WHAT THE EXERCISE ASKS:
Could you print out every entry, character for character?

Transcription dataset entries
◆ ◆ ◆

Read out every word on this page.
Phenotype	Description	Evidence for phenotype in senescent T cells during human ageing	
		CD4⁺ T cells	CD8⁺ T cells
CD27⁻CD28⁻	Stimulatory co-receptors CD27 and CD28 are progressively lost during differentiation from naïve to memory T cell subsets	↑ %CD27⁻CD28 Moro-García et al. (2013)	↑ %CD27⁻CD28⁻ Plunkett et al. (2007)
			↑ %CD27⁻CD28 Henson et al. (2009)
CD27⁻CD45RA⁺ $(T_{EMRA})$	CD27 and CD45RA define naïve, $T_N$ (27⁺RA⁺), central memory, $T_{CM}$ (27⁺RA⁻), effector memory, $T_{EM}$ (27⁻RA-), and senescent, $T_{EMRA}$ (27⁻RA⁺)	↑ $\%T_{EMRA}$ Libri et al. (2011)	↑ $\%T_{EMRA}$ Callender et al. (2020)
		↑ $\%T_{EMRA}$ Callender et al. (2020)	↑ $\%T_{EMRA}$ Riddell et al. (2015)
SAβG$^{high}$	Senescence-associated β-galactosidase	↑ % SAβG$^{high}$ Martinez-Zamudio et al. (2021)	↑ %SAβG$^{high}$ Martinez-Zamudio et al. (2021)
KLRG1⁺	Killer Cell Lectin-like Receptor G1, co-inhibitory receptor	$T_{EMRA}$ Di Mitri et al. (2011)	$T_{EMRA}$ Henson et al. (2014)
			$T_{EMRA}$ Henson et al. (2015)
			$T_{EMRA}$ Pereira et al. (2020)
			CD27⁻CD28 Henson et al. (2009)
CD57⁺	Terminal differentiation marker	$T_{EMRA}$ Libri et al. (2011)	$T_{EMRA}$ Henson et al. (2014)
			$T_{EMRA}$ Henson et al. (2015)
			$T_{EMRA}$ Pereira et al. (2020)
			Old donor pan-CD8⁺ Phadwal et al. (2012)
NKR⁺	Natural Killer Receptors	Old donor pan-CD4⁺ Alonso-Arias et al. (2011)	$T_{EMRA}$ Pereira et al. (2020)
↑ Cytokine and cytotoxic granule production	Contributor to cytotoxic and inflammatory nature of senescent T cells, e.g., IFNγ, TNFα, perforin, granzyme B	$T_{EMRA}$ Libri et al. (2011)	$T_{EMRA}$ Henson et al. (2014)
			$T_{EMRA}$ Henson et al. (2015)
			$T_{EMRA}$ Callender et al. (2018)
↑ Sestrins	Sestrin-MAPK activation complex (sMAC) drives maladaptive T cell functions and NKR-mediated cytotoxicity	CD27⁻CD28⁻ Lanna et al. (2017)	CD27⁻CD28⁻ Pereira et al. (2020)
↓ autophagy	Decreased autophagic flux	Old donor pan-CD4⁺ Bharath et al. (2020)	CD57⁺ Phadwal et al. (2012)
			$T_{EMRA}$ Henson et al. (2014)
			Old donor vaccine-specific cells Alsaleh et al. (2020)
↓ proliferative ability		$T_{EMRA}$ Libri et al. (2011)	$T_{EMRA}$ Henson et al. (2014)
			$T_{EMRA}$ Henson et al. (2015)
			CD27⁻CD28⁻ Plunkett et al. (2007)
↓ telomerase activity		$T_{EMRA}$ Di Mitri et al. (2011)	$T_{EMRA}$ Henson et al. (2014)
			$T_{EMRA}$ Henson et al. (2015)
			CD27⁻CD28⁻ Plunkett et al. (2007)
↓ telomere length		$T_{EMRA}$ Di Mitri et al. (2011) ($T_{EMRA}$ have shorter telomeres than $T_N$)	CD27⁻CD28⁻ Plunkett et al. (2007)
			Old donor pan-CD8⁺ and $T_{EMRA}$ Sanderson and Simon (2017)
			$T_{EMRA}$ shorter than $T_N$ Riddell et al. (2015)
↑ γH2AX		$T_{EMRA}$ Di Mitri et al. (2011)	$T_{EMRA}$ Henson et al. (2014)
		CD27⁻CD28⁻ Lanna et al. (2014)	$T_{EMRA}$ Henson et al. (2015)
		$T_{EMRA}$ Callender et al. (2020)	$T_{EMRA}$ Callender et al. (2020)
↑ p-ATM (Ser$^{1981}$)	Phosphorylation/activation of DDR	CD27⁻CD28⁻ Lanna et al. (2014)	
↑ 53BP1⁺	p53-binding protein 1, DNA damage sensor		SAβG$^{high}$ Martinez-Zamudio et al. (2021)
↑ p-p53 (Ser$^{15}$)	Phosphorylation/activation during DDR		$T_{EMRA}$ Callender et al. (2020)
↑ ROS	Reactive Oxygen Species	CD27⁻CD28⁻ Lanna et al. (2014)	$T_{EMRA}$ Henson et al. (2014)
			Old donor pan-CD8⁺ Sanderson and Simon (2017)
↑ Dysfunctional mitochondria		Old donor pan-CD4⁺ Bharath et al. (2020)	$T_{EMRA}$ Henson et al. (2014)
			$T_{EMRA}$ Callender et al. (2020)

◆ ◆ ◆

ANSWER SECTION:
Read out every word on this page.
Phenotype	Description	Evidence for phenotype in senescent T cells during human ageing	
		CD4⁺ T cells	CD8⁺ T cells
CD27⁻CD28⁻	Stimulatory co-receptors CD27 and CD28 are progressively lost during differentiation from naïve to memory T cell subsets	↑ %CD27⁻CD28 Moro-García et al. (2013)	↑ %CD27⁻CD28⁻ Plunkett et al. (2007)
			↑ %CD27⁻CD28 Henson et al. (2009)
CD27⁻CD45RA⁺ $(T_{EMRA})$	CD27 and CD45RA define naïve, $T_N$ (27⁺RA⁺), central memory, $T_{CM}$ (27⁺RA⁻), effector memory, $T_{EM}$ (27⁻RA-), and senescent, $T_{EMRA}$ (27⁻RA⁺)	↑ $\%T_{EMRA}$ Libri et al. (2011)	↑ $\%T_{EMRA}$ Callender et al. (2020)
		↑ $\%T_{EMRA}$ Callender et al. (2020)	↑ $\%T_{EMRA}$ Riddell et al. (2015)
SAβG$^{high}$	Senescence-associated β-galactosidase	↑ % SAβG$^{high}$ Martinez-Zamudio et al. (2021)	↑ %SAβG$^{high}$ Martinez-Zamudio et al. (2021)
KLRG1⁺	Killer Cell Lectin-like Receptor G1, co-inhibitory receptor	$T_{EMRA}$ Di Mitri et al. (2011)	$T_{EMRA}$ Henson et al. (2014)
			$T_{EMRA}$ Henson et al. (2015)
			$T_{EMRA}$ Pereira et al. (2020)
			CD27⁻CD28 Henson et al. (2009)
CD57⁺	Terminal differentiation marker	$T_{EMRA}$ Libri et al. (2011)	$T_{EMRA}$ Henson et al. (2014)
			$T_{EMRA}$ Henson et al. (2015)
			$T_{EMRA}$ Pereira et al. (2020)
			Old donor pan-CD8⁺ Phadwal et al. (2012)
NKR⁺	Natural Killer Receptors	Old donor pan-CD4⁺ Alonso-Arias et al. (2011)	$T_{EMRA}$ Pereira et al. (2020)
↑ Cytokine and cytotoxic granule production	Contributor to cytotoxic and inflammatory nature of senescent T cells, e.g., IFNγ, TNFα, perforin, granzyme B	$T_{EMRA}$ Libri et al. (2011)	$T_{EMRA}$ Henson et al. (2014)
			$T_{EMRA}$ Henson et al. (2015)
			$T_{EMRA}$ Callender et al. (2018)
↑ Sestrins	Sestrin-MAPK activation complex (sMAC) drives maladaptive T cell functions and NKR-mediated cytotoxicity	CD27⁻CD28⁻ Lanna et al. (2017)	CD27⁻CD28⁻ Pereira et al. (2020)
↓ autophagy	Decreased autophagic flux	Old donor pan-CD4⁺ Bharath et al. (2020)	CD57⁺ Phadwal et al. (2012)
			$T_{EMRA}$ Henson et al. (2014)
			Old donor vaccine-specific cells Alsaleh et al. (2020)
↓ proliferative ability		$T_{EMRA}$ Libri et al. (2011)	$T_{EMRA}$ Henson et al. (2014)
			$T_{EMRA}$ Henson et al. (2015)
			CD27⁻CD28⁻ Plunkett et al. (2007)
↓ telomerase activity		$T_{EMRA}$ Di Mitri et al. (2011)	$T_{EMRA}$ Henson et al. (2014)
			$T_{EMRA}$ Henson et al. (2015)
			CD27⁻CD28⁻ Plunkett et al. (2007)
↓ telomere length		$T_{EMRA}$ Di Mitri et al. (2011) ($T_{EMRA}$ have shorter telomeres than $T_N$)	CD27⁻CD28⁻ Plunkett et al. (2007)
			Old donor pan-CD8⁺ and $T_{EMRA}$ Sanderson and Simon (2017)
			$T_{EMRA}$ shorter than $T_N$ Riddell et al. (2015)
↑ γH2AX		$T_{EMRA}$ Di Mitri et al. (2011)	$T_{EMRA}$ Henson et al. (2014)
		CD27⁻CD28⁻ Lanna et al. (2014)	$T_{EMRA}$ Henson et al. (2015)
		$T_{EMRA}$ Callender et al. (2020)	$T_{EMRA}$ Callender et al. (2020)
↑ p-ATM (Ser$^{1981}$)	Phosphorylation/activation of DDR	CD27⁻CD28⁻ Lanna et al. (2014)	
↑ 53BP1⁺	p53-binding protein 1, DNA damage sensor		SAβG$^{high}$ Martinez-Zamudio et al. (2021)
↑ p-p53 (Ser$^{15}$)	Phosphorylation/activation during DDR		$T_{EMRA}$ Callender et al. (2020)
↑ ROS	Reactive Oxygen Species	CD27⁻CD28⁻ Lanna et al. (2014)	$T_{EMRA}$ Henson et al. (2014)
			Old donor pan-CD8⁺ Sanderson and Simon (2017)
↑ Dysfunctional mitochondria		Old donor pan-CD4⁺ Bharath et al. (2020)	$T_{EMRA}$ Henson et al. (2014)
			$T_{EMRA}$ Callender et al. (2020)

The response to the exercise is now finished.